***** RECORD LIST *****

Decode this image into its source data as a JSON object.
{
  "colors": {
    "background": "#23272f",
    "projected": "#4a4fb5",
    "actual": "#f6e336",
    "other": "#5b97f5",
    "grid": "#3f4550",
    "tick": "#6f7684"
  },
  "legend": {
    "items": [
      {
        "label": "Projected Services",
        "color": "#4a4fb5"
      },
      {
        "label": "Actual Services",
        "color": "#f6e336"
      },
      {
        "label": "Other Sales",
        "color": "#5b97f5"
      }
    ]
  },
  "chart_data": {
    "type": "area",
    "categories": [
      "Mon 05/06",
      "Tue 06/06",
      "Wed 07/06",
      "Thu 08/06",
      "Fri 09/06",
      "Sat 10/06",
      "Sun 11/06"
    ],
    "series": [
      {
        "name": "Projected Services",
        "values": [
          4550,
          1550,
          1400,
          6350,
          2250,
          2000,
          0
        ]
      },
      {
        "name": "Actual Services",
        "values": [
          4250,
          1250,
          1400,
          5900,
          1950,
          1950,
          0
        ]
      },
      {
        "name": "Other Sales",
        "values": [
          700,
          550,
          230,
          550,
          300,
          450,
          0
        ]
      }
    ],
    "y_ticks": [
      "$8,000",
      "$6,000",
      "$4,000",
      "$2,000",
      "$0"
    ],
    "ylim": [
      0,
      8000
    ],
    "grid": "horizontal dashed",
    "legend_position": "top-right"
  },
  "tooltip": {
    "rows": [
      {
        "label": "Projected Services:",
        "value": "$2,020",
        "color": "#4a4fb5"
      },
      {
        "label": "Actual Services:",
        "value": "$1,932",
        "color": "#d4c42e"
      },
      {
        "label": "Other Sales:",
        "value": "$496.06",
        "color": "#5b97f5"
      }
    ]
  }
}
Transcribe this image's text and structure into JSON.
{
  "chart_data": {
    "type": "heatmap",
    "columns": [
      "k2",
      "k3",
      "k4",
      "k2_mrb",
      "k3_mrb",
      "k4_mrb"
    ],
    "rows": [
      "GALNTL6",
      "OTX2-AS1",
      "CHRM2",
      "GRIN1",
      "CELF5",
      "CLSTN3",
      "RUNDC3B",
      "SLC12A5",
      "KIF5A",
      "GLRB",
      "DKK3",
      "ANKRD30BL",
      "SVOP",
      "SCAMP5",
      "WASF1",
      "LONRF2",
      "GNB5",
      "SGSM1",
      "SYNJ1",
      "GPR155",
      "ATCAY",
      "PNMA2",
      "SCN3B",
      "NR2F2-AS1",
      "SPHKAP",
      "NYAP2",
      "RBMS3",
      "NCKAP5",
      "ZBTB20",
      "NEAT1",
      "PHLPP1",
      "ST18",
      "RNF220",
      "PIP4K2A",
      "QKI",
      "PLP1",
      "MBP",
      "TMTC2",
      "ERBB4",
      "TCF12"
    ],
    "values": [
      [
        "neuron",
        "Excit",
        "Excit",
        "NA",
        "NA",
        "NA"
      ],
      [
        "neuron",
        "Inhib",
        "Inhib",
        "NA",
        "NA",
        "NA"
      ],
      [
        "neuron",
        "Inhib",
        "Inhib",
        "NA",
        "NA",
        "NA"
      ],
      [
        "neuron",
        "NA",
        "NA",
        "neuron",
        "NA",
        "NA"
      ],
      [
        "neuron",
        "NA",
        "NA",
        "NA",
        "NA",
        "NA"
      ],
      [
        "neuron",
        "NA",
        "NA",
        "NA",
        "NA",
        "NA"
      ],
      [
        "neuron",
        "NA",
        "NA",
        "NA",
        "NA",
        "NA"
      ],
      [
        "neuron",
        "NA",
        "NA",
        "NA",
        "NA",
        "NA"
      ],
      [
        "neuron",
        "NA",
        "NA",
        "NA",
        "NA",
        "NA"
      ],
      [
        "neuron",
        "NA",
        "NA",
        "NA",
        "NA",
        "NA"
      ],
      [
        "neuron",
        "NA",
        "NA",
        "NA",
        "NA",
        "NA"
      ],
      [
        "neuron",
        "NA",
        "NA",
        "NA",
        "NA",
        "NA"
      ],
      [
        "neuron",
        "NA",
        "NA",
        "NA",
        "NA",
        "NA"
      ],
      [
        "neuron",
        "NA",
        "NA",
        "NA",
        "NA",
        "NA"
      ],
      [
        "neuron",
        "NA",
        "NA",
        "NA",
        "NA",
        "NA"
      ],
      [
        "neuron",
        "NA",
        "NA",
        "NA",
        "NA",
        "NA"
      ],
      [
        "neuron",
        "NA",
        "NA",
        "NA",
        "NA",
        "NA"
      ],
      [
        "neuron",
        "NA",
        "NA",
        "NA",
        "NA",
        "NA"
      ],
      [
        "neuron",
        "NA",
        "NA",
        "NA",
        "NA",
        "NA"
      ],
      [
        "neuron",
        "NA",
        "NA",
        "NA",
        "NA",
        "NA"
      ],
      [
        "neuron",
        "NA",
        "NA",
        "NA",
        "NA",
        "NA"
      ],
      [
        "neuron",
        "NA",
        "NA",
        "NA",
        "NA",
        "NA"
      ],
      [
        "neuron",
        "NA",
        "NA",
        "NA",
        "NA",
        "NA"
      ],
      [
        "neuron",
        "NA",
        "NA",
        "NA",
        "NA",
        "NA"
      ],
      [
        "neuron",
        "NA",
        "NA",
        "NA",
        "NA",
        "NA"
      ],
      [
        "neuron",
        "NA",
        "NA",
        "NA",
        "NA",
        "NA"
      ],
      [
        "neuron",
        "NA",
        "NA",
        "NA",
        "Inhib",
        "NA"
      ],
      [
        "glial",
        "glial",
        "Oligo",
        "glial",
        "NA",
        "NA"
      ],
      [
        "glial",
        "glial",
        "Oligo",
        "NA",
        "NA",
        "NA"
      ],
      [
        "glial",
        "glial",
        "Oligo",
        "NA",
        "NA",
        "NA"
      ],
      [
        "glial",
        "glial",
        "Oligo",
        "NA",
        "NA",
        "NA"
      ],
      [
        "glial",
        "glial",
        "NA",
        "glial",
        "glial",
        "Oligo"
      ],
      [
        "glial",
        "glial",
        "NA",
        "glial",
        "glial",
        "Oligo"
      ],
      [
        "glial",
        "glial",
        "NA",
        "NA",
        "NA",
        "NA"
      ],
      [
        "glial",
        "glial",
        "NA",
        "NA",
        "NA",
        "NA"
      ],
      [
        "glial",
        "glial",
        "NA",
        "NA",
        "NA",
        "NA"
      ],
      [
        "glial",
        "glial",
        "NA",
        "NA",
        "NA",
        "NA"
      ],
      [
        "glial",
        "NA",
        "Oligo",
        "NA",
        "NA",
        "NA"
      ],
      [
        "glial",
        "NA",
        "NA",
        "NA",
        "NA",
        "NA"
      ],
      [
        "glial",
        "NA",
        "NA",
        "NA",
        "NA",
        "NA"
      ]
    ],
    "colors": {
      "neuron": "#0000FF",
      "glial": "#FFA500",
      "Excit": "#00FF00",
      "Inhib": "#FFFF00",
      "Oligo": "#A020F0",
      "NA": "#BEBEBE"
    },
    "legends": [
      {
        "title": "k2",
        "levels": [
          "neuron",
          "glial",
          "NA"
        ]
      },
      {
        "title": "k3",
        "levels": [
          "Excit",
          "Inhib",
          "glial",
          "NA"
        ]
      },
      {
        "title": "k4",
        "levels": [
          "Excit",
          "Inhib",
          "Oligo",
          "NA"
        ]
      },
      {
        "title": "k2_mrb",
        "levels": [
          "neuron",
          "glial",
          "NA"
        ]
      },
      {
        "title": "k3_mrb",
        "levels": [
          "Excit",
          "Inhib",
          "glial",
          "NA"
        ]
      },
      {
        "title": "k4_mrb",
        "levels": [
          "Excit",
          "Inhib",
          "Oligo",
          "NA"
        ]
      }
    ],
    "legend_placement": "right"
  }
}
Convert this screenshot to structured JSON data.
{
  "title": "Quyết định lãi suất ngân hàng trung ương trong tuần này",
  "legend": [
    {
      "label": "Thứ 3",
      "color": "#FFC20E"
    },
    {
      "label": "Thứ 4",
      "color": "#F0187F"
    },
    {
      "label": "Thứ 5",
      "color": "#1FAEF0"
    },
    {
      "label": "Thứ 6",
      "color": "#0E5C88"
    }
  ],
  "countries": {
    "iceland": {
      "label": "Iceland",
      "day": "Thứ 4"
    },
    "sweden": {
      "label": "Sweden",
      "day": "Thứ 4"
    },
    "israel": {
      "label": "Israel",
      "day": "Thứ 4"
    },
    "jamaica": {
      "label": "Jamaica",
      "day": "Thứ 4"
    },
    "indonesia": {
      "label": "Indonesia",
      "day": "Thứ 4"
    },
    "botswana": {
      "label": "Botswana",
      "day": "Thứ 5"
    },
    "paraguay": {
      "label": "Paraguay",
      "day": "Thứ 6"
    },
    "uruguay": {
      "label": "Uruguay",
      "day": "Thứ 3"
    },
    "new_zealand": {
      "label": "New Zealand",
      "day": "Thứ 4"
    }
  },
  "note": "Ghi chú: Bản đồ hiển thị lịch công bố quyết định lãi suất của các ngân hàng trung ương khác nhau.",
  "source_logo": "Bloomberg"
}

*****

#### YOUR INSTRUCTIONS:
From the records, copy every line that has the string "JSON" in it.

#### ANSWER TO THIS TASK:
Decode this image into its source data as a JSON object.
Transcribe this image's text and structure into JSON.
Convert this screenshot to structured JSON data.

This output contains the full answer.